PROBLEM TO SOLVE
Identify the lines that contain the string "Población" and copy all of them.

DATA EXTRACT

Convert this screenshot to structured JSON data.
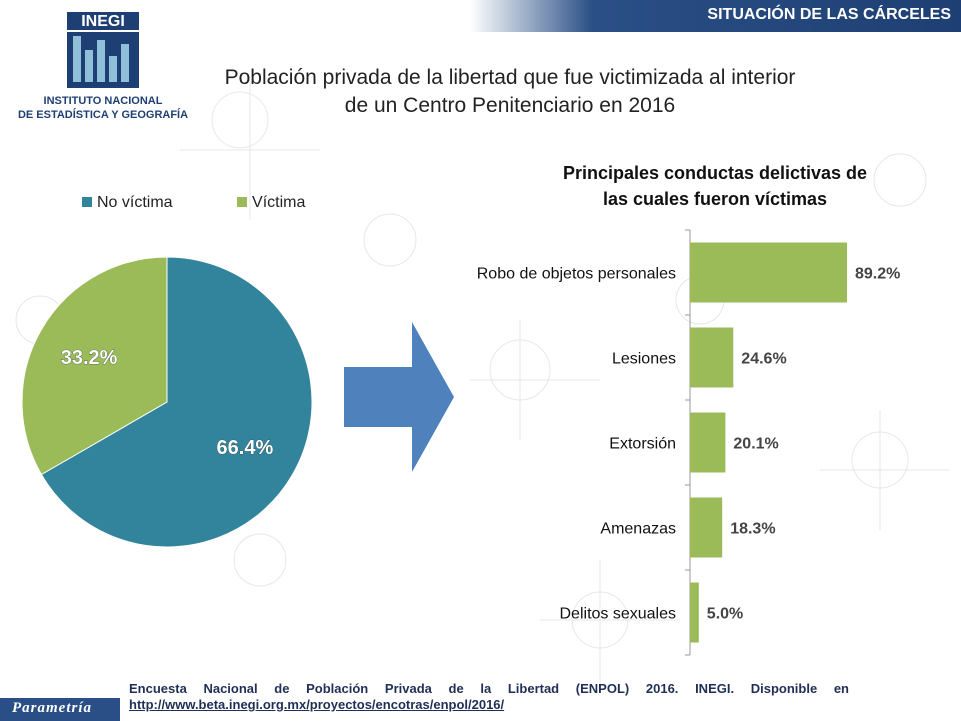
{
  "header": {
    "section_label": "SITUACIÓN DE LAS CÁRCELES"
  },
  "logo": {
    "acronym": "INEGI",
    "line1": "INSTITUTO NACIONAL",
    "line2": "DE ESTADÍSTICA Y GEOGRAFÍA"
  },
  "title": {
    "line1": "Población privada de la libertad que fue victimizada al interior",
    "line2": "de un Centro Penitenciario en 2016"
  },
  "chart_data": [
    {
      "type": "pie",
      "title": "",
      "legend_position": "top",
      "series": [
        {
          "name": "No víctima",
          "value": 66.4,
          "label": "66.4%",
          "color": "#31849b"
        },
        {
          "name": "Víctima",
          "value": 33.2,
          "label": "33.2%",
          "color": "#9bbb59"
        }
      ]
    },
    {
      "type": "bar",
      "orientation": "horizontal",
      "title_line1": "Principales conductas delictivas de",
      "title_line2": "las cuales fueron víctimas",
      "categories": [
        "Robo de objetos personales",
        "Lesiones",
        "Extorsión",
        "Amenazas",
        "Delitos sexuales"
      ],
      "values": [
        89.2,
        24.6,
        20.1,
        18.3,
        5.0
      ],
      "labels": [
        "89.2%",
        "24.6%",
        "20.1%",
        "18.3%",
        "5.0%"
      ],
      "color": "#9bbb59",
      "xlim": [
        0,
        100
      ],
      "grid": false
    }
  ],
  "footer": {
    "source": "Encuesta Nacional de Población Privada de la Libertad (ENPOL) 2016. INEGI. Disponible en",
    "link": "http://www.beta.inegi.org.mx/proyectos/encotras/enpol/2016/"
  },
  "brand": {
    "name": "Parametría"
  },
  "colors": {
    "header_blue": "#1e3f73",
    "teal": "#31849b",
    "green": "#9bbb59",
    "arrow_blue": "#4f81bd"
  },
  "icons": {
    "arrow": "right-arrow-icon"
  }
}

COMPLETE ANSWER
    "line1": "Población privada de la libertad que fue victimizada al interior",
    "source": "Encuesta Nacional de Población Privada de la Libertad (ENPOL) 2016. INEGI. Disponible en",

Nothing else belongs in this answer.